**Extracted text**
┏━━
Summary
The necessity of oxygen for metabolic processes means that hypoxia can lead to serious cell and tissue damage. On the other hand, in some situations, hypoxia occurs under physiological conditions and serves as an important regulation factor. The airway epithelium is specific in that it gains oxygen not only from the blood supply but also directly from the luminal air. Many respiratory diseases are associated with airway obstruction or excessive mucus production thus leading to luminal hypoxia. The main goal of this review is to point out how the airway epithelium reacts to hypoxic conditions. Cells detect low oxygen levels using molecular mechanisms involving hypoxia-inducible factors (HIFs). In addition, the cells of the airway epithelium appear to overexpress HIFs in hypoxic conditions. HIFs then regulate many aspects of epithelial cell functions. The effects of hypoxia include secretory cell stimulation and hyperplasia, epithelial barrier changes, and ciliogenesis impairment. All the changes can impair mucociliary clearance, exacerbate infection, and promote inflammation leading to damage of airway epithelium and subsequent airway wall remodeling. The modulation of hypoxia regulatory mechanisms may be one of the strategies for the treatment of obstructive respiratory diseases or diseases with mucus hyperproduction.
Keywords: Secretory cells, Motile cilia, Epithelial barrier, Oxygenation, Obstructive respiratory diseases
Introduction
The continuous cellular need for oxygen requires the maintenance of oxygen homeostasis. While in very simple microscopic organisms diffusion is enough to distribute oxygen sufficiently, in vertebrates, including humans, the increase of body mass led to the development of a complicated system for oxygen distribution [1,2]. Lack of oxygen in the environment or failure of the oxygen distribution system can lead to hypoxia.
┗━━
**What to work on**
List the keywords given for the review on how the airway epithelium responds to hypoxia.

[Stored data entries]
┏━━
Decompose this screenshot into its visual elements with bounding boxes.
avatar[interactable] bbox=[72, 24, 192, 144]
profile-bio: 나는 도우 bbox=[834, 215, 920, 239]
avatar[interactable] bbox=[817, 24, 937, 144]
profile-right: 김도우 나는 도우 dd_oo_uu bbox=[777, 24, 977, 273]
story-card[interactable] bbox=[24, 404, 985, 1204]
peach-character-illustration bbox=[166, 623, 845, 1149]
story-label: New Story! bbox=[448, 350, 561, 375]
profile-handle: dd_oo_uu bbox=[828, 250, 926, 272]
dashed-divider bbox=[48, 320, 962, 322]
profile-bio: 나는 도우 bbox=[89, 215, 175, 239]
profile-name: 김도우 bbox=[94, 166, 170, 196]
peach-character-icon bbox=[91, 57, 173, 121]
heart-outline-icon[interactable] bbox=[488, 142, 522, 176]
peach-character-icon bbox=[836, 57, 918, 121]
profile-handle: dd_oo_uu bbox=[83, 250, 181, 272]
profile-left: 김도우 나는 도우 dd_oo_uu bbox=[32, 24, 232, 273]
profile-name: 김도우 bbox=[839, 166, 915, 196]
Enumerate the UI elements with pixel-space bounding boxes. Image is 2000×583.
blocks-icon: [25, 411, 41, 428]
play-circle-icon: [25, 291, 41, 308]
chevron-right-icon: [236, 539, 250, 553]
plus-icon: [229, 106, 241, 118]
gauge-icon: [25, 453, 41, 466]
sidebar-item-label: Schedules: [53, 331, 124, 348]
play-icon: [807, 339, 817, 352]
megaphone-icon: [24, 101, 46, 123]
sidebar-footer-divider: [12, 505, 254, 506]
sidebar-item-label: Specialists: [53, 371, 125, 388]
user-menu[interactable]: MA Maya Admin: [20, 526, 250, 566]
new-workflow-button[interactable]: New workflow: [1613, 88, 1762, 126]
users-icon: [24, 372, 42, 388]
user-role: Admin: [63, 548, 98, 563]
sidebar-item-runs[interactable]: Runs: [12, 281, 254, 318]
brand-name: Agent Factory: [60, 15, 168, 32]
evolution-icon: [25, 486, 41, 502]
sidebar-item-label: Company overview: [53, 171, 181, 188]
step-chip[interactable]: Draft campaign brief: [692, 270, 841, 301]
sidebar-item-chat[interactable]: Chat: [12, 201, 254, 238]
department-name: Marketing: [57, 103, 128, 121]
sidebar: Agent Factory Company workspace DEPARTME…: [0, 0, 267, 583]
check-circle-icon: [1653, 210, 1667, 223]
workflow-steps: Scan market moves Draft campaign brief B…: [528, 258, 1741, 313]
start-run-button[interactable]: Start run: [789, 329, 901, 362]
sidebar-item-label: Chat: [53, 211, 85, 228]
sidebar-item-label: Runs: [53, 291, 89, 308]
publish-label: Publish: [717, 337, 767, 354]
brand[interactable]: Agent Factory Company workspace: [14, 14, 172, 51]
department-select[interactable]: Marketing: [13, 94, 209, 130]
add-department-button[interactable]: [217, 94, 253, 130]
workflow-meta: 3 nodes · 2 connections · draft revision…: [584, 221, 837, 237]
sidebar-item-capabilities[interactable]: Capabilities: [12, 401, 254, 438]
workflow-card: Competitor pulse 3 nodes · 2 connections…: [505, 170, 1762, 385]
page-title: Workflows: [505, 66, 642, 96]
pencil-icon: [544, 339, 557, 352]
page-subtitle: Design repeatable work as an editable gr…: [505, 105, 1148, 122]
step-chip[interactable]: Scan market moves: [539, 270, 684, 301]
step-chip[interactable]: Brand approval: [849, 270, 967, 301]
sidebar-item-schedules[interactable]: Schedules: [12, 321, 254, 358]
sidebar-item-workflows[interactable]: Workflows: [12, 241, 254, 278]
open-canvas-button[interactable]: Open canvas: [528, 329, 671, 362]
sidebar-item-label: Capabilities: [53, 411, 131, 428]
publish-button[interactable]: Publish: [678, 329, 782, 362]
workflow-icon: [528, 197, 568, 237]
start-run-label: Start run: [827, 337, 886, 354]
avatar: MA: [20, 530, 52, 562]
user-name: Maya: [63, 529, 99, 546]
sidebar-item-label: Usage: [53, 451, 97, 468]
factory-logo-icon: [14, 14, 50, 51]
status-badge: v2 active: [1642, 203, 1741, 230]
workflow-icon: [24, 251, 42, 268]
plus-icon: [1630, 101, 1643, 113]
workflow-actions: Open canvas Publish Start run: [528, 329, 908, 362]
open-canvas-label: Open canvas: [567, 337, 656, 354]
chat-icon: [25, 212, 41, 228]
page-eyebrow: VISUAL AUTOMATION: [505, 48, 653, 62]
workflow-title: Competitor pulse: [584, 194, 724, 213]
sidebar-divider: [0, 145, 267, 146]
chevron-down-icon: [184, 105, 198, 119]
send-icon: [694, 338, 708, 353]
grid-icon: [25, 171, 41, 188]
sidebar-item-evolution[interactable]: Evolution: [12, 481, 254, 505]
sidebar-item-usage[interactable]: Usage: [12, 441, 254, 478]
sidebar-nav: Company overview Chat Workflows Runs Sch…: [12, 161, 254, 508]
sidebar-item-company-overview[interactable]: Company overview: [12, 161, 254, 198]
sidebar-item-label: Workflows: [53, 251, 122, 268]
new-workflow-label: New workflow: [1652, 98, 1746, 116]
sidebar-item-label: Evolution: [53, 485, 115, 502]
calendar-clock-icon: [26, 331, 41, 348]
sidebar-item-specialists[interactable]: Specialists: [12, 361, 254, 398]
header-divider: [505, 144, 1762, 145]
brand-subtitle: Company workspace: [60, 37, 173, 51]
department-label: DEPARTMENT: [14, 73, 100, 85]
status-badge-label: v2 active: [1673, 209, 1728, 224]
┗━━
**Response box**
Secretory cells, Motile cilia, Epithelial barrier, Oxygenation, Obstructive respiratory diseases